[本文]
════════
裏切りの山、裏切りのビール【鹿島槍ヶ岳】

2004年07月20日(日) 2日目

冷池山荘→鹿島槍南峰→(来た道を戻る)→扇沢

朝4時過ぎ。

「雨だ、雨」

という声で目が覚めた。

「雨が降ってるんだよ、こりゃダメだ」

そのオッチャンは、他人が知らなくて自分が知っている情報を伝達するのがうれしいらしい。ここにいる全員がガッカリする情報だというのに、うれしそうに言う。

「昨晩、夜中の1時過ぎくらいだったかなあ、外に出たら槍、見えたんだよ。あのときは晴れてたんだけどな。今は雨。こりゃダメだなあ」

なんて言ってる。そうか、今日はやっぱり雨か。

兄貴が、

「雨雨うるさいな、何度も言わなくてもわかるって言うのに」

と愚痴をこぼす。どうやら、昨晩同室の人間のゴソゴソした動きが気になって、熟睡できなかったらしい。そのため、やや不機嫌。電動ひげそりでひげを剃っている、近くのオッチャンに対しても

「山に来てひげなんて剃らなくてもいいだろうに」
════════
[課題の指示]
鹿島槍ヶ岳の山歩きの文章について、次の(a)〜(c)が内容と合っているかを「はい」か「いいえ」で答え、決め手になる文中の言葉をそのまま引用してください。
(a) 朝4時過ぎに、雨だと言う声で目が覚めた。
(b) オッチャンは、夜中の1時過ぎに外に出たときも雨が降っていたと言った。
(c) 兄貴は昨晩ぐっすり眠れた。

(データセットの行)
════════
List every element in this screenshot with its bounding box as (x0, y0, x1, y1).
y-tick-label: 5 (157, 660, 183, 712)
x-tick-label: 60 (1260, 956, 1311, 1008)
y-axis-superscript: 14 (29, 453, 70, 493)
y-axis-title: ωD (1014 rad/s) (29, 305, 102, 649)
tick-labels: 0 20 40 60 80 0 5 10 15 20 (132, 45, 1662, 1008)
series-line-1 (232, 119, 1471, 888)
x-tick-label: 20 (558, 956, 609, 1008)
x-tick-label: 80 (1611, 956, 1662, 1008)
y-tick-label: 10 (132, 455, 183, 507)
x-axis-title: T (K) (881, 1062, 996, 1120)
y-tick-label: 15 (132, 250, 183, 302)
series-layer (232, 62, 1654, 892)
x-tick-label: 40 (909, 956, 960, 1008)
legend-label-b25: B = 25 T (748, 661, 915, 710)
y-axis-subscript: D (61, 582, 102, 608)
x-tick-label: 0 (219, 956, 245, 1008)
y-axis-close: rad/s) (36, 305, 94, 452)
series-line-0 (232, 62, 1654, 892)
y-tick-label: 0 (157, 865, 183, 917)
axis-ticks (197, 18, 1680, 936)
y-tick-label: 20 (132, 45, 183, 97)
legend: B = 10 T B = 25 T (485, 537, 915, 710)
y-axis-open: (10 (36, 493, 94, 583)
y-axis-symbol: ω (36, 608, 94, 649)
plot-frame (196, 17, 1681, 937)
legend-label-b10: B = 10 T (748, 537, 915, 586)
════════
[課題の答え]
(a) はい。「朝4時過ぎ。」「という声で目が覚めた。」
(b) いいえ。「あのときは晴れてたんだけどな。」
(c) いいえ。「熟睡できなかったらしい。」